- _WRITTEN INSTRUCTION_: In the entries below, count each line holding the word "modos". Answer with the total alone.

-- Start of STORED RECORDS --

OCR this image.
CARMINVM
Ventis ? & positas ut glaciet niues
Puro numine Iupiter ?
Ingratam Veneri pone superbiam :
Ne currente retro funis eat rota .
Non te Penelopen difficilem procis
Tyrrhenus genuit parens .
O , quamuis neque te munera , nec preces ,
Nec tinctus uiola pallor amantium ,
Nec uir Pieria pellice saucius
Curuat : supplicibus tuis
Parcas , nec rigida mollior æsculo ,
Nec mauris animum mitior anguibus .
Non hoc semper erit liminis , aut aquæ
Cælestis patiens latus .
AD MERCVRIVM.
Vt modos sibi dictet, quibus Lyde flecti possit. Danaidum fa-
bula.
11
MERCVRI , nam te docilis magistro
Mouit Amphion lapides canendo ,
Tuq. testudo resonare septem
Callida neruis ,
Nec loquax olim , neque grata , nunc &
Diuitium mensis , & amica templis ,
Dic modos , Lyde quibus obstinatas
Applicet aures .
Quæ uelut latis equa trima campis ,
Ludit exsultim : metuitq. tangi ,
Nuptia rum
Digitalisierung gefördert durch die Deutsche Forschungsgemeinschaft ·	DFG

-- End of STORED RECORDS --

- _SOLUTION BELOW_: 2